[Do this]
Can you transcribe every entry word for word, skipping the images?

* BEGIN Rows *

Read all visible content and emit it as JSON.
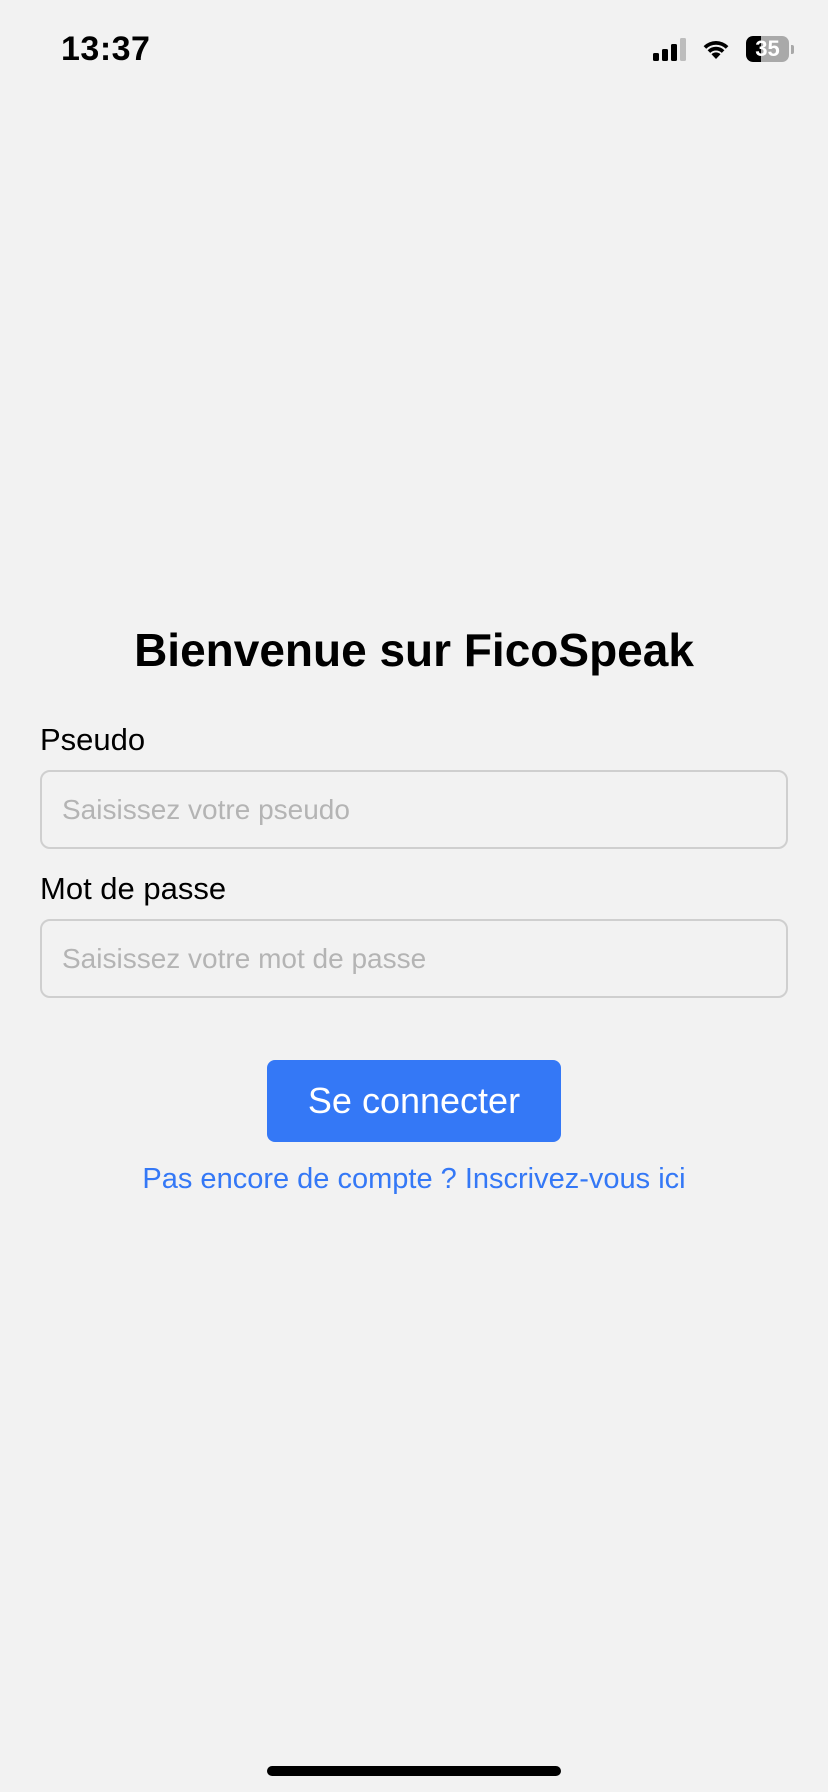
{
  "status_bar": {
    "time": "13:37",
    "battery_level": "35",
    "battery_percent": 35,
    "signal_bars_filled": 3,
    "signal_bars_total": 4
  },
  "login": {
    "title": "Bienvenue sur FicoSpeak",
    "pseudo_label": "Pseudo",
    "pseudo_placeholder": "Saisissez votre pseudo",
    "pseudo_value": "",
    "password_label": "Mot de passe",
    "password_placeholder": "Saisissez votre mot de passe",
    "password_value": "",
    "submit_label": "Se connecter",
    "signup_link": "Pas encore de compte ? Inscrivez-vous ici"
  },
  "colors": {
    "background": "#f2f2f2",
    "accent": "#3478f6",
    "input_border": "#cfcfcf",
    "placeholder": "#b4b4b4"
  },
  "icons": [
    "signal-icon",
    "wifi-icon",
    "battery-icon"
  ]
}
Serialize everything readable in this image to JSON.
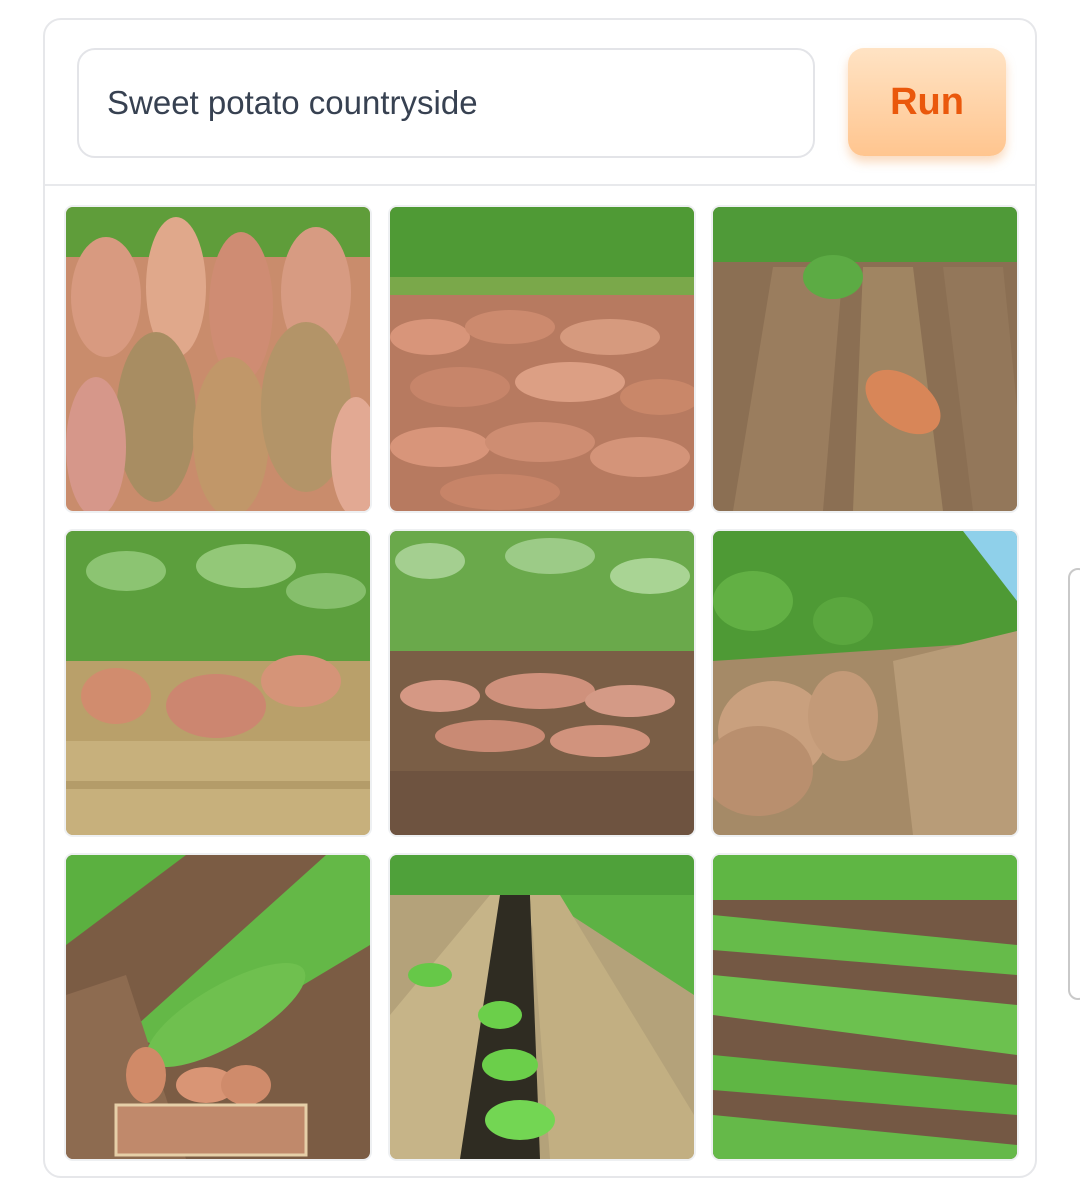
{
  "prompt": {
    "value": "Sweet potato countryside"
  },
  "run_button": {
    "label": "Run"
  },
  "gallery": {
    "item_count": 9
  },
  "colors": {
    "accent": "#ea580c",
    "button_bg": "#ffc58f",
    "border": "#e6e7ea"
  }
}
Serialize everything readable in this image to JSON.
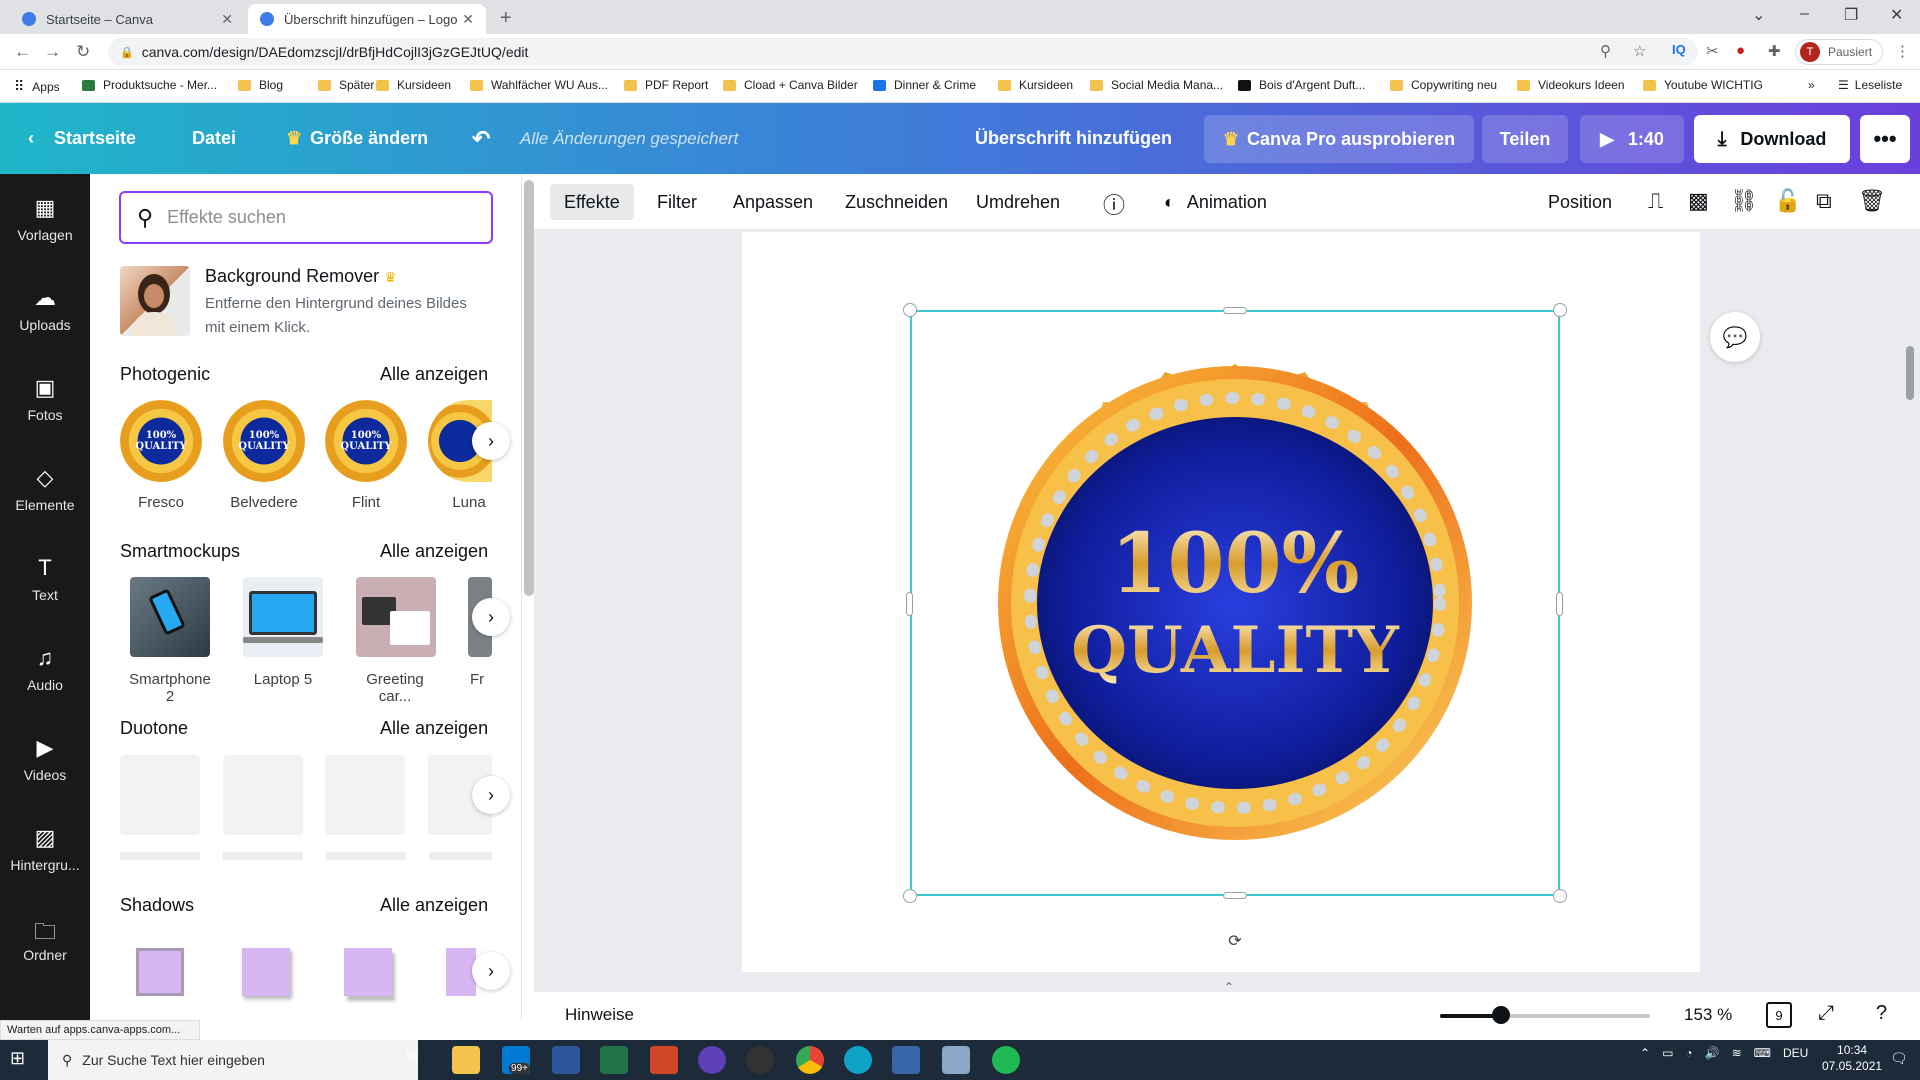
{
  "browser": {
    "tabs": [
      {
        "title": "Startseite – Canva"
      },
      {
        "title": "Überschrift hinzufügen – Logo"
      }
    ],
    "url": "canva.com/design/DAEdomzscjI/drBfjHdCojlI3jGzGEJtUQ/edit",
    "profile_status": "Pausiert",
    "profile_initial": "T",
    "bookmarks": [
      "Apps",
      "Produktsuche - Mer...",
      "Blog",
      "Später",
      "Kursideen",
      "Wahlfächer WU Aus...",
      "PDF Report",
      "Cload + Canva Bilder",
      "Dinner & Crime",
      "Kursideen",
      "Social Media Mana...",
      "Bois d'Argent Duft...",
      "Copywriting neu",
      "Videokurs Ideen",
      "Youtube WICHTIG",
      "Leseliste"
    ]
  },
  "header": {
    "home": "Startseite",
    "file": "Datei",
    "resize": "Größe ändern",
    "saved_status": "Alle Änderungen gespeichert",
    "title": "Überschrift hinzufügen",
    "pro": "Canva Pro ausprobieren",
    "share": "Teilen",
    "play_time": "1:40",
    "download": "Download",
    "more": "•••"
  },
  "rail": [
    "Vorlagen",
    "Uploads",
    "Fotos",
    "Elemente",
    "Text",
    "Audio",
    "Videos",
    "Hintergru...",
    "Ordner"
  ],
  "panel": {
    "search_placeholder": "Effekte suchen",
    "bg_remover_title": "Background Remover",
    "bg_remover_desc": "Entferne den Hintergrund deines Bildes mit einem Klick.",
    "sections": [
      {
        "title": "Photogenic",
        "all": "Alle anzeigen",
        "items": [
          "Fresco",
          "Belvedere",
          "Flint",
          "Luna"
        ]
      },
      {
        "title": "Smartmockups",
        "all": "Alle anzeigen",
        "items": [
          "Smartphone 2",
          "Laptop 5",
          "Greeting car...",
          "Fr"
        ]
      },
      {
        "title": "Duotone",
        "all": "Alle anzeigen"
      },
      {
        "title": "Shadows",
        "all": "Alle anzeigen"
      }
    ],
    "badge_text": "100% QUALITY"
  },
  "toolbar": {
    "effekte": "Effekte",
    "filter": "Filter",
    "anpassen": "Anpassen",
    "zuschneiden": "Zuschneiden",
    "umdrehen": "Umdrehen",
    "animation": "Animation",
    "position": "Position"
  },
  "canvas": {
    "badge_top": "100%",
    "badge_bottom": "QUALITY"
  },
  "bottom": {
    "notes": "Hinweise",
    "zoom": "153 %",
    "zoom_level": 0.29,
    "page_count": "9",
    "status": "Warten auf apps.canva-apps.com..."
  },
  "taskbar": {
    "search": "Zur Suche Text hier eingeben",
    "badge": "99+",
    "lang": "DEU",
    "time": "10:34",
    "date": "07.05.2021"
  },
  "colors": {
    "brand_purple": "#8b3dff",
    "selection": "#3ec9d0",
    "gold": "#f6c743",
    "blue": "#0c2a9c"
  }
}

* END Rows *

[Answer to the problem]
Read all visible content and emit it as JSON.
{
  "status_bar": {
    "time": "13:37",
    "battery_level": "35",
    "battery_percent": 35,
    "signal_bars_filled": 3,
    "signal_bars_total": 4
  },
  "login": {
    "title": "Bienvenue sur FicoSpeak",
    "pseudo_label": "Pseudo",
    "pseudo_placeholder": "Saisissez votre pseudo",
    "pseudo_value": "",
    "password_label": "Mot de passe",
    "password_placeholder": "Saisissez votre mot de passe",
    "password_value": "",
    "submit_label": "Se connecter",
    "signup_link": "Pas encore de compte ? Inscrivez-vous ici"
  },
  "colors": {
    "background": "#f2f2f2",
    "accent": "#3478f6",
    "input_border": "#cfcfcf",
    "placeholder": "#b4b4b4"
  },
  "icons": [
    "signal-icon",
    "wifi-icon",
    "battery-icon"
  ]
}
Serialize everything readable in this image to JSON.
{
  "prompt": {
    "value": "Sweet potato countryside"
  },
  "run_button": {
    "label": "Run"
  },
  "gallery": {
    "item_count": 9
  },
  "colors": {
    "accent": "#ea580c",
    "button_bg": "#ffc58f",
    "border": "#e6e7ea"
  }
}
Serialize everything readable in this image to JSON.
{
  "browser": {
    "tabs": [
      {
        "title": "Startseite – Canva"
      },
      {
        "title": "Überschrift hinzufügen – Logo"
      }
    ],
    "url": "canva.com/design/DAEdomzscjI/drBfjHdCojlI3jGzGEJtUQ/edit",
    "profile_status": "Pausiert",
    "profile_initial": "T",
    "bookmarks": [
      "Apps",
      "Produktsuche - Mer...",
      "Blog",
      "Später",
      "Kursideen",
      "Wahlfächer WU Aus...",
      "PDF Report",
      "Cload + Canva Bilder",
      "Dinner & Crime",
      "Kursideen",
      "Social Media Mana...",
      "Bois d'Argent Duft...",
      "Copywriting neu",
      "Videokurs Ideen",
      "Youtube WICHTIG",
      "Leseliste"
    ]
  },
  "header": {
    "home": "Startseite",
    "file": "Datei",
    "resize": "Größe ändern",
    "saved_status": "Alle Änderungen gespeichert",
    "title": "Überschrift hinzufügen",
    "pro": "Canva Pro ausprobieren",
    "share": "Teilen",
    "play_time": "1:40",
    "download": "Download",
    "more": "•••"
  },
  "rail": [
    "Vorlagen",
    "Uploads",
    "Fotos",
    "Elemente",
    "Text",
    "Audio",
    "Videos",
    "Hintergru...",
    "Ordner"
  ],
  "panel": {
    "search_placeholder": "Effekte suchen",
    "bg_remover_title": "Background Remover",
    "bg_remover_desc": "Entferne den Hintergrund deines Bildes mit einem Klick.",
    "sections": [
      {
        "title": "Photogenic",
        "all": "Alle anzeigen",
        "items": [
          "Fresco",
          "Belvedere",
          "Flint",
          "Luna"
        ]
      },
      {
        "title": "Smartmockups",
        "all": "Alle anzeigen",
        "items": [
          "Smartphone 2",
          "Laptop 5",
          "Greeting car...",
          "Fr"
        ]
      },
      {
        "title": "Duotone",
        "all": "Alle anzeigen"
      },
      {
        "title": "Shadows",
        "all": "Alle anzeigen"
      }
    ],
    "badge_text": "100% QUALITY"
  },
  "toolbar": {
    "effekte": "Effekte",
    "filter": "Filter",
    "anpassen": "Anpassen",
    "zuschneiden": "Zuschneiden",
    "umdrehen": "Umdrehen",
    "animation": "Animation",
    "position": "Position"
  },
  "canvas": {
    "badge_top": "100%",
    "badge_bottom": "QUALITY"
  },
  "bottom": {
    "notes": "Hinweise",
    "zoom": "153 %",
    "zoom_level": 0.29,
    "page_count": "9",
    "status": "Warten auf apps.canva-apps.com..."
  },
  "taskbar": {
    "search": "Zur Suche Text hier eingeben",
    "badge": "99+",
    "lang": "DEU",
    "time": "10:34",
    "date": "07.05.2021"
  },
  "colors": {
    "brand_purple": "#8b3dff",
    "selection": "#3ec9d0",
    "gold": "#f6c743",
    "blue": "#0c2a9c"
  }
}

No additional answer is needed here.